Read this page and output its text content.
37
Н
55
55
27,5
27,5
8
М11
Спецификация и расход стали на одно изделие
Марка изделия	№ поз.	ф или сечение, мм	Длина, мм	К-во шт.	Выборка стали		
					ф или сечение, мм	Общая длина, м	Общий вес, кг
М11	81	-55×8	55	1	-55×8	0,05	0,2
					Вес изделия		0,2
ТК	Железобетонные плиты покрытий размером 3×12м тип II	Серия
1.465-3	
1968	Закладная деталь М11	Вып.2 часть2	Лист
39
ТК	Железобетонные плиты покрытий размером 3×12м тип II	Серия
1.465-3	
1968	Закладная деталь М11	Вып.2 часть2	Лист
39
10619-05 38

→ Problem to work on
Print all of the entries again, exactly as written.

→ Written answer
Read this page and output its text content.
37
Н
55
55
27,5
27,5
8
М11
Спецификация и расход стали на одно изделие
Марка изделия	№ поз.	ф или сечение, мм	Длина, мм	К-во шт.	Выборка стали		
					ф или сечение, мм	Общая длина, м	Общий вес, кг
М11	81	-55×8	55	1	-55×8	0,05	0,2
					Вес изделия		0,2
ТК	Железобетонные плиты покрытий размером 3×12м тип II	Серия
1.465-3	
1968	Закладная деталь М11	Вып.2 часть2	Лист
39
ТК	Железобетонные плиты покрытий размером 3×12м тип II	Серия
1.465-3	
1968	Закладная деталь М11	Вып.2 часть2	Лист
39
10619-05 38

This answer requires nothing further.